Show all lines from the listing below that contain "Tamanhos".

** begin DATA FOR THIS TASK **

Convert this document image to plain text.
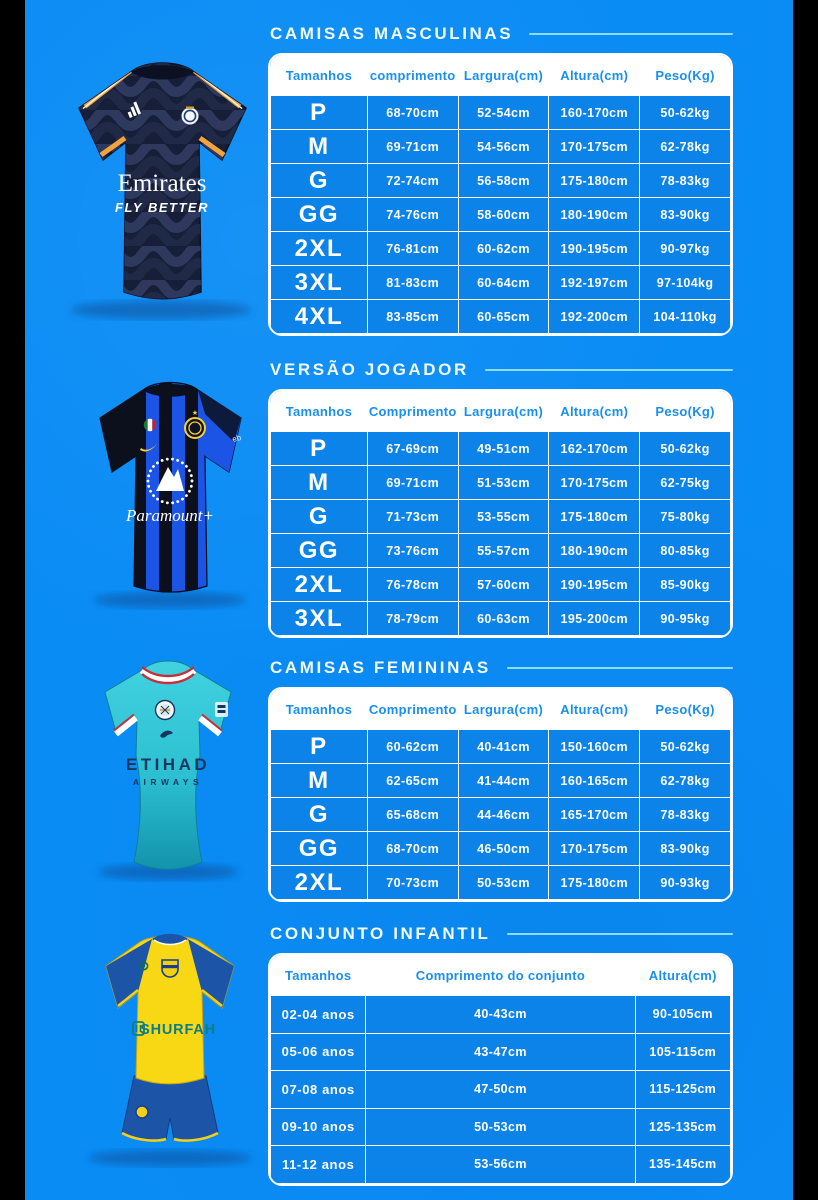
Emirates
FLY BETTER
CAMISAS MASCULINAS
Tamanhos	comprimento	Largura(cm)	Altura(cm)	Peso(Kg)
P	68-70cm	52-54cm	160-170cm	50-62kg
M	69-71cm	54-56cm	170-175cm	62-78kg
G	72-74cm	56-58cm	175-180cm	78-83kg
GG	74-76cm	58-60cm	180-190cm	83-90kg
2XL	76-81cm	60-62cm	190-195cm	90-97kg
3XL	81-83cm	60-64cm	192-197cm	97-104kg
4XL	83-85cm	60-65cm	192-200cm	104-110kg
★
Paramount+
eb
VERSÃO JOGADOR
Tamanhos	Comprimento	Largura(cm)	Altura(cm)	Peso(Kg)
P	67-69cm	49-51cm	162-170cm	50-62kg
M	69-71cm	51-53cm	170-175cm	62-75kg
G	71-73cm	53-55cm	175-180cm	75-80kg
GG	73-76cm	55-57cm	180-190cm	80-85kg
2XL	76-78cm	57-60cm	190-195cm	85-90kg
3XL	78-79cm	60-63cm	195-200cm	90-95kg
ETIHAD
AIRWAYS
CAMISAS FEMININAS
Tamanhos	Comprimento	Largura(cm)	Altura(cm)	Peso(Kg)
P	60-62cm	40-41cm	150-160cm	50-62kg
M	62-65cm	41-44cm	160-165cm	62-78kg
G	65-68cm	44-46cm	165-170cm	78-83kg
GG	68-70cm	46-50cm	170-175cm	83-90kg
2XL	70-73cm	50-53cm	175-180cm	90-93kg
SHURFAH
CONJUNTO INFANTIL
Tamanhos	Comprimento do conjunto	Altura(cm)
02-04 anos	40-43cm	90-105cm
05-06 anos	43-47cm	105-115cm
07-08 anos	47-50cm	115-125cm
09-10 anos	50-53cm	125-135cm
11-12 anos	53-56cm	135-145cm
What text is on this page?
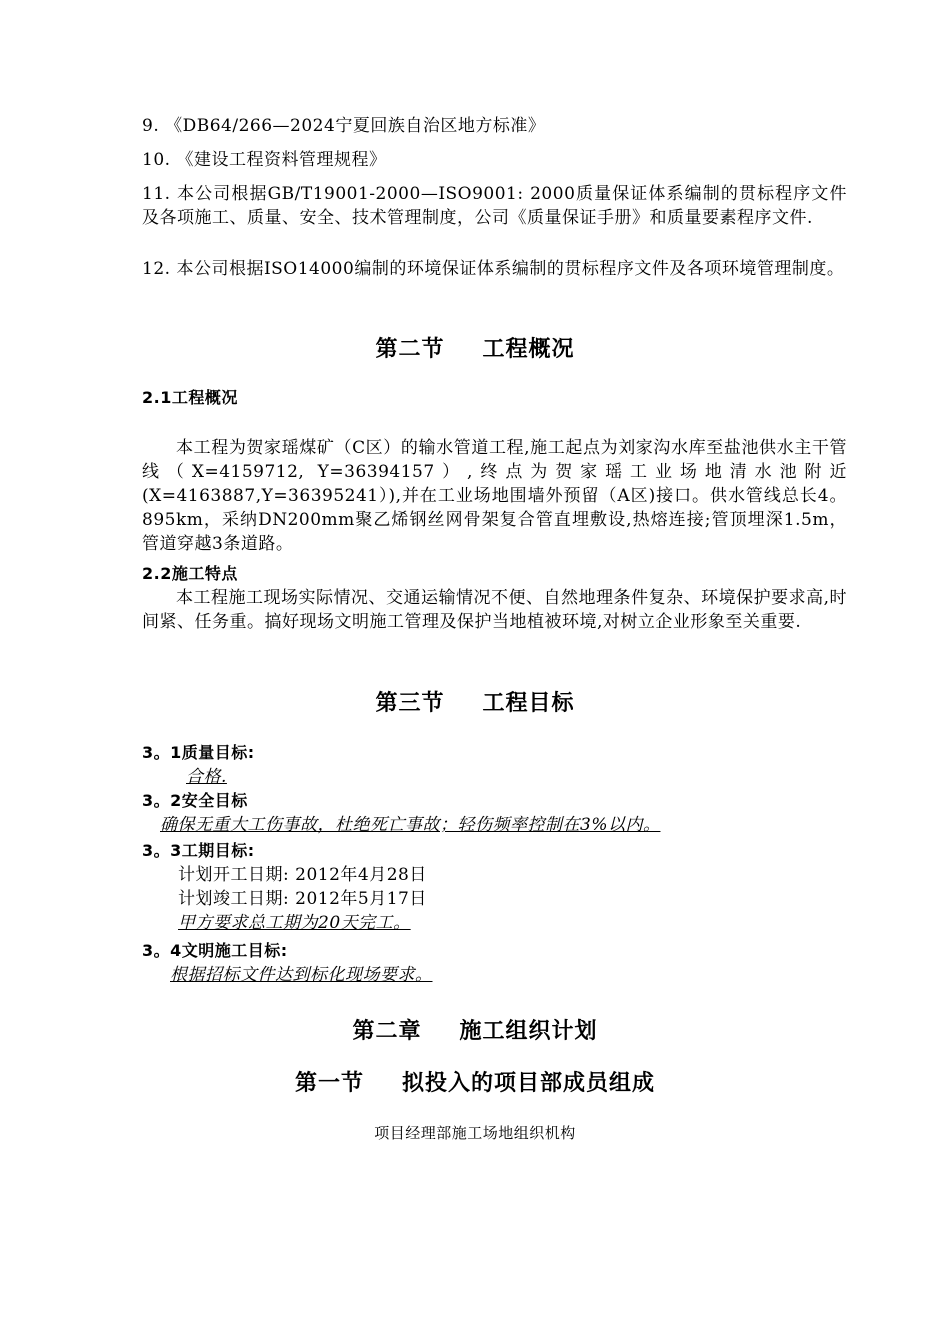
9. 《DB64/266—2024宁夏回族自治区地方标准》
10. 《建设工程资料管理规程》
11. 本公司根据GB/T19001-2000—ISO9001: 2000质量保证体系编制的贯标程序文件及各项施工、质量、安全、技术管理制度，公司《质量保证手册》和质量要素程序文件.
12. 本公司根据ISO14000编制的环境保证体系编制的贯标程序文件及各项环境管理制度。
第二节 工程概况
2.1工程概况
本工程为贺家瑶煤矿（C区）的输水管道工程,施工起点为刘家沟水库至盐池供水主干管线（X=4159712, Y=36394157）,终点为贺家瑶工业场地清水池附近(X=4163887,Y=36395241）),并在工业场地围墙外预留（A区)接口。供水管线总长4。895km，采纳DN200mm聚乙烯钢丝网骨架复合管直埋敷设,热熔连接;管顶埋深1.5m，管道穿越3条道路。
2.2施工特点
本工程施工现场实际情况、交通运输情况不便、自然地理条件复杂、环境保护要求高,时间紧、任务重。搞好现场文明施工管理及保护当地植被环境,对树立企业形象至关重要.
第三节 工程目标
3。1质量目标:
合格.
3。2安全目标
确保无重大工伤事故，杜绝死亡事故；轻伤频率控制在3%以内。
3。3工期目标:
计划开工日期: 2012年4月28日
计划竣工日期: 2012年5月17日
甲方要求总工期为20天完工。
3。4文明施工目标:
根据招标文件达到标化现场要求。
第二章 施工组织计划
第一节 拟投入的项目部成员组成
项目经理部施工场地组织机构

** end DATA FOR THIS TASK **

_COMPLETED TASK_.
Tamanhos	comprimento	Largura(cm)	Altura(cm)	Peso(Kg)
Tamanhos	Comprimento	Largura(cm)	Altura(cm)	Peso(Kg)
Tamanhos	Comprimento	Largura(cm)	Altura(cm)	Peso(Kg)
Tamanhos	Comprimento do conjunto	Altura(cm)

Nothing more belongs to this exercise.